**What is needed**
Copy out all lines that carry the word "Kasviatlas".

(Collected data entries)
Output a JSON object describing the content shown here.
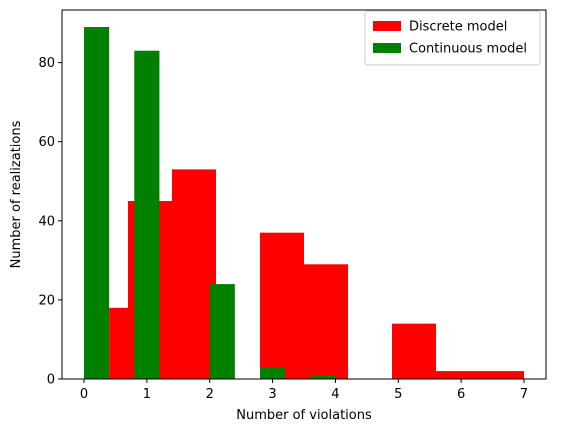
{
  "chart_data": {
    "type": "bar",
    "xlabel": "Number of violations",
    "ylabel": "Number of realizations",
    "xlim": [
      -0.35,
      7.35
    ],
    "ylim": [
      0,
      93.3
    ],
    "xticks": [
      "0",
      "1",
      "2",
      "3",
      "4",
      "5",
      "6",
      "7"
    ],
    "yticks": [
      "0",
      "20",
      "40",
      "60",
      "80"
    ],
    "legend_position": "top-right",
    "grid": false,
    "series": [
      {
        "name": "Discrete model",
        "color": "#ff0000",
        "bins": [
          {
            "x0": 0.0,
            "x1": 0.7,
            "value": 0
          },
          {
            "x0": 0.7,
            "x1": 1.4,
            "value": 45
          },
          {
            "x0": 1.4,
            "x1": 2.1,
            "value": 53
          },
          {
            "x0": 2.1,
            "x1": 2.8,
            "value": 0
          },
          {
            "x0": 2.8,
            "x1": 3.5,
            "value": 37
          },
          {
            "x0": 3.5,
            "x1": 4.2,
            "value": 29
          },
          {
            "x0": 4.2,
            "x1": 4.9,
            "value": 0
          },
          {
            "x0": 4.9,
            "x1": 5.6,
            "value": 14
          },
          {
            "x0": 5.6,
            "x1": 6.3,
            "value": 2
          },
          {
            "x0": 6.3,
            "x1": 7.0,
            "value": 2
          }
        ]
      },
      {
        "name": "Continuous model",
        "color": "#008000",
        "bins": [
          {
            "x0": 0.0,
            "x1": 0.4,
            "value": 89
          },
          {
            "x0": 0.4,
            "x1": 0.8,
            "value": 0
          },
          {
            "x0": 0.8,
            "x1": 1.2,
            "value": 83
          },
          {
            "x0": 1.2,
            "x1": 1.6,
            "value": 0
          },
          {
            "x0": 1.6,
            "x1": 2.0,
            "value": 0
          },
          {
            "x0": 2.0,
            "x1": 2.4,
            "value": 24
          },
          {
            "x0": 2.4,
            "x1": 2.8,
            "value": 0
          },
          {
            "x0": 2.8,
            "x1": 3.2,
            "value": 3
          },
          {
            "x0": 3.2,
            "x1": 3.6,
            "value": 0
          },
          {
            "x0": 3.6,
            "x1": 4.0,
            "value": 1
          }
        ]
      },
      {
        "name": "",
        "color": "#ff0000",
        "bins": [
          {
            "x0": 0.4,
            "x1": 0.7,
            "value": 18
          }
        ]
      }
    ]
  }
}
==
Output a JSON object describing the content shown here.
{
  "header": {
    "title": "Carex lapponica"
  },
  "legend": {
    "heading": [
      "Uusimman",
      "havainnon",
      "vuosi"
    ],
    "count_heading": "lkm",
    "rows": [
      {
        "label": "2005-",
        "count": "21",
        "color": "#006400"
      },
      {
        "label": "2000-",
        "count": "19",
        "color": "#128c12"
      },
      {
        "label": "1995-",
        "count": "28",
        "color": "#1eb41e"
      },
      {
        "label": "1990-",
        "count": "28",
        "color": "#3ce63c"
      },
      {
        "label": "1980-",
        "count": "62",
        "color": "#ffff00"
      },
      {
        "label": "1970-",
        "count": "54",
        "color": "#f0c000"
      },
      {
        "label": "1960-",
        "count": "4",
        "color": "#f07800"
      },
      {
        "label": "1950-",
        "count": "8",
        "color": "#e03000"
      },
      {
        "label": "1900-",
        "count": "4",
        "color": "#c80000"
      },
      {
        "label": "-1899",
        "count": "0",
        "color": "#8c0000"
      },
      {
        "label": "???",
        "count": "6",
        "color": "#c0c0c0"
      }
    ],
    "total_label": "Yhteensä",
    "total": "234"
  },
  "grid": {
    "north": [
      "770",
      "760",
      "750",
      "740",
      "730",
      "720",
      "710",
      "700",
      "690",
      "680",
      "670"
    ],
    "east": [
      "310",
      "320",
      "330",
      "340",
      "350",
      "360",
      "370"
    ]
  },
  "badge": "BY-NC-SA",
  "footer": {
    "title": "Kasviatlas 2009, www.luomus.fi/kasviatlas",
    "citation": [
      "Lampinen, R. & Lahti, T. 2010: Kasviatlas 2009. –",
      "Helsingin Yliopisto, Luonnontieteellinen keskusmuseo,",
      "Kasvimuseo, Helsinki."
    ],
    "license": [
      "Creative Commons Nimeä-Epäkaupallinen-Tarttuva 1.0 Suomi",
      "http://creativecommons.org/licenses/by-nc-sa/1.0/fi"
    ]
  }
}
...
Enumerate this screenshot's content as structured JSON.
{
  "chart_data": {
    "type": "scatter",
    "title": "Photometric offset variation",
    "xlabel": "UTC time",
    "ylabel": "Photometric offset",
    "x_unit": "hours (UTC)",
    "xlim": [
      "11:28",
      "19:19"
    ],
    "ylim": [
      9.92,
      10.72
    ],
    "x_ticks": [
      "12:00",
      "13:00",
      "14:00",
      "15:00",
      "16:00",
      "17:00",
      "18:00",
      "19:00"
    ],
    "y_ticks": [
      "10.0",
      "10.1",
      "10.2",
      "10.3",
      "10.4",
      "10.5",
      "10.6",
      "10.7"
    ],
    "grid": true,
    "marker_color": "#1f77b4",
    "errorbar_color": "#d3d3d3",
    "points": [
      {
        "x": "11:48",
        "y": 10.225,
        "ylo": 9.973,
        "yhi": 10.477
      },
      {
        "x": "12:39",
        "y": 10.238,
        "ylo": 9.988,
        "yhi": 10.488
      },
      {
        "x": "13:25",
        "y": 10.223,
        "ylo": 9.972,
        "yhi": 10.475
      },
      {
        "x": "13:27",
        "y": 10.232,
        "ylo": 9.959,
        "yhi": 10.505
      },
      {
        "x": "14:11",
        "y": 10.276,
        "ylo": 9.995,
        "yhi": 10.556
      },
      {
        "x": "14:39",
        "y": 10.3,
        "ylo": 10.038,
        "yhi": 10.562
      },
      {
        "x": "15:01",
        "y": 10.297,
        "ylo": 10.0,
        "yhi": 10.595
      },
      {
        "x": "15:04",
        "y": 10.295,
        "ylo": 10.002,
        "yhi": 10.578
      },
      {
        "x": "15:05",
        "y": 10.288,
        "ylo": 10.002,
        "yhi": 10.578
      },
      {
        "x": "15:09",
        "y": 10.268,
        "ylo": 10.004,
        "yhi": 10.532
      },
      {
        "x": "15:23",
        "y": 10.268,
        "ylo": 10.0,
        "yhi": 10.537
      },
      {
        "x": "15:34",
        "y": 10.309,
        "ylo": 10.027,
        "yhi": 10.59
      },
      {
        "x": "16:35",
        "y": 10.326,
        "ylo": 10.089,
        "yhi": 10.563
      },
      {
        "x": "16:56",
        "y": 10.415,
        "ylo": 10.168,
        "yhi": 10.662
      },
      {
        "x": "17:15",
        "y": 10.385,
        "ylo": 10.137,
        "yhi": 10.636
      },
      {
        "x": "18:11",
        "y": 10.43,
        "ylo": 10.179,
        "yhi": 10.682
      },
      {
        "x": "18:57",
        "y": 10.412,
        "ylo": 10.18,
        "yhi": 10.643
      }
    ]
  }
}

**Solution to this task**
    "title": "Kasviatlas 2009, www.luomus.fi/kasviatlas",
      "Lampinen, R. & Lahti, T. 2010: Kasviatlas 2009. –",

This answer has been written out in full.